Reproduce the following items verbatim, keeping every line unchanged.
═══ Provided data ═══
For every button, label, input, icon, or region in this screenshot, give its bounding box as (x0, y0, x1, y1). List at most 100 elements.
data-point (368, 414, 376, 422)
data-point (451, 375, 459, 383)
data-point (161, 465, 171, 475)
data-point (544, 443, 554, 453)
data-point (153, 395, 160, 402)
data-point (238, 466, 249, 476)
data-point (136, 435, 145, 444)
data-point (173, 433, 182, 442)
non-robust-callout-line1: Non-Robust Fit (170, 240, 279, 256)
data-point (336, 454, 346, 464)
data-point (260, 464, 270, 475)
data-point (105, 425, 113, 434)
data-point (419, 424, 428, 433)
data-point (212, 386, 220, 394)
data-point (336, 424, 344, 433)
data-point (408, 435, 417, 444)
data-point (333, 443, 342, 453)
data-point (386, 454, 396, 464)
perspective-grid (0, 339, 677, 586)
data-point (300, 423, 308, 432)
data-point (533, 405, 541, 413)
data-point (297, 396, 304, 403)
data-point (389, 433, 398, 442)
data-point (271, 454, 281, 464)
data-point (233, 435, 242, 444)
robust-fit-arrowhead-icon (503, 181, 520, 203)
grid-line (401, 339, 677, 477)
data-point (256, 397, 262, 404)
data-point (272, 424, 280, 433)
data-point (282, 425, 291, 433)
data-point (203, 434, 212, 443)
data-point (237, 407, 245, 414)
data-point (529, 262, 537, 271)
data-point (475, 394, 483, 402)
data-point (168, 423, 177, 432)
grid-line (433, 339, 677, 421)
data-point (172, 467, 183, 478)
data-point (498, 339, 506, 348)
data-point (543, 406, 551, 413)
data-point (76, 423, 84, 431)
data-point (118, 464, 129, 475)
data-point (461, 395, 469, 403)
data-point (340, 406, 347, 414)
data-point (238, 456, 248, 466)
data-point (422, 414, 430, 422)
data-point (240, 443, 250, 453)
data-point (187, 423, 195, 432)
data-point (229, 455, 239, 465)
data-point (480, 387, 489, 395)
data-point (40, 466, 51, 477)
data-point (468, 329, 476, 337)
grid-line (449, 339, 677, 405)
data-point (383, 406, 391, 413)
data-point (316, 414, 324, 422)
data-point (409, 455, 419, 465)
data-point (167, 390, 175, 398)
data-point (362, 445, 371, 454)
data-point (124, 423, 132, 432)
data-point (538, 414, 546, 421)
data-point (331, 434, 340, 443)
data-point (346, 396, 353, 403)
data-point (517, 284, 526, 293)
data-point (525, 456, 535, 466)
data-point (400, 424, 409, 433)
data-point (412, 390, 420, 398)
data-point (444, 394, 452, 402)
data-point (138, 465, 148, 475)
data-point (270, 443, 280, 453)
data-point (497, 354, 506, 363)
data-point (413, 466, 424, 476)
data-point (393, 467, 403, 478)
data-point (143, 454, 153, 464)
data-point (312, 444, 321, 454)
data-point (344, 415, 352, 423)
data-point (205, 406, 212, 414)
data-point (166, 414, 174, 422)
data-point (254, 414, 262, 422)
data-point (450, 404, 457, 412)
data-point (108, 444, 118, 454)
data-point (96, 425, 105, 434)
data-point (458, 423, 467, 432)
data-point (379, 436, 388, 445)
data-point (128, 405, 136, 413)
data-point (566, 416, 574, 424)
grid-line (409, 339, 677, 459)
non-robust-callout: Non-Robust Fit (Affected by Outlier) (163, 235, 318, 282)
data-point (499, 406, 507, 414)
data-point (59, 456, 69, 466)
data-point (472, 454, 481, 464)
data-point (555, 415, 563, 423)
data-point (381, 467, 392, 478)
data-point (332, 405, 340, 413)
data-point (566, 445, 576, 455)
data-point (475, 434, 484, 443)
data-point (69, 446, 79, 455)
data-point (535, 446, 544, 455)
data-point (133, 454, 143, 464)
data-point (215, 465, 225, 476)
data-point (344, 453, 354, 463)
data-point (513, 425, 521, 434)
═══
• Written answer:
For every button, label, input, icon, or region in this screenshot, give its bounding box as (x0, y0, x1, y1). List at most 100 elements.
data-point (368, 414, 376, 422)
data-point (451, 375, 459, 383)
data-point (161, 465, 171, 475)
data-point (544, 443, 554, 453)
data-point (153, 395, 160, 402)
data-point (238, 466, 249, 476)
data-point (136, 435, 145, 444)
data-point (173, 433, 182, 442)
non-robust-callout-line1: Non-Robust Fit (170, 240, 279, 256)
data-point (336, 454, 346, 464)
data-point (260, 464, 270, 475)
data-point (105, 425, 113, 434)
data-point (419, 424, 428, 433)
data-point (212, 386, 220, 394)
data-point (336, 424, 344, 433)
data-point (408, 435, 417, 444)
data-point (333, 443, 342, 453)
data-point (386, 454, 396, 464)
perspective-grid (0, 339, 677, 586)
data-point (300, 423, 308, 432)
data-point (533, 405, 541, 413)
data-point (297, 396, 304, 403)
data-point (389, 433, 398, 442)
data-point (271, 454, 281, 464)
data-point (233, 435, 242, 444)
robust-fit-arrowhead-icon (503, 181, 520, 203)
grid-line (401, 339, 677, 477)
data-point (256, 397, 262, 404)
data-point (272, 424, 280, 433)
data-point (282, 425, 291, 433)
data-point (203, 434, 212, 443)
data-point (237, 407, 245, 414)
data-point (529, 262, 537, 271)
data-point (475, 394, 483, 402)
data-point (168, 423, 177, 432)
grid-line (433, 339, 677, 421)
data-point (172, 467, 183, 478)
data-point (498, 339, 506, 348)
data-point (543, 406, 551, 413)
data-point (76, 423, 84, 431)
data-point (118, 464, 129, 475)
data-point (461, 395, 469, 403)
data-point (340, 406, 347, 414)
data-point (238, 456, 248, 466)
data-point (422, 414, 430, 422)
data-point (240, 443, 250, 453)
data-point (187, 423, 195, 432)
data-point (229, 455, 239, 465)
data-point (480, 387, 489, 395)
data-point (40, 466, 51, 477)
data-point (468, 329, 476, 337)
grid-line (449, 339, 677, 405)
data-point (383, 406, 391, 413)
data-point (316, 414, 324, 422)
data-point (409, 455, 419, 465)
data-point (167, 390, 175, 398)
data-point (362, 445, 371, 454)
data-point (124, 423, 132, 432)
data-point (538, 414, 546, 421)
data-point (331, 434, 340, 443)
data-point (346, 396, 353, 403)
data-point (517, 284, 526, 293)
data-point (525, 456, 535, 466)
data-point (400, 424, 409, 433)
data-point (412, 390, 420, 398)
data-point (444, 394, 452, 402)
data-point (138, 465, 148, 475)
data-point (270, 443, 280, 453)
data-point (497, 354, 506, 363)
data-point (413, 466, 424, 476)
data-point (393, 467, 403, 478)
data-point (143, 454, 153, 464)
data-point (312, 444, 321, 454)
data-point (344, 415, 352, 423)
data-point (205, 406, 212, 414)
data-point (166, 414, 174, 422)
data-point (254, 414, 262, 422)
data-point (450, 404, 457, 412)
data-point (108, 444, 118, 454)
data-point (96, 425, 105, 434)
data-point (458, 423, 467, 432)
data-point (379, 436, 388, 445)
data-point (128, 405, 136, 413)
data-point (566, 416, 574, 424)
grid-line (409, 339, 677, 459)
non-robust-callout: Non-Robust Fit (Affected by Outlier) (163, 235, 318, 282)
data-point (499, 406, 507, 414)
data-point (59, 456, 69, 466)
data-point (472, 454, 481, 464)
data-point (555, 415, 563, 423)
data-point (381, 467, 392, 478)
data-point (332, 405, 340, 413)
data-point (566, 445, 576, 455)
data-point (475, 434, 484, 443)
data-point (69, 446, 79, 455)
data-point (535, 446, 544, 455)
data-point (133, 454, 143, 464)
data-point (215, 465, 225, 476)
data-point (344, 453, 354, 463)
data-point (513, 425, 521, 434)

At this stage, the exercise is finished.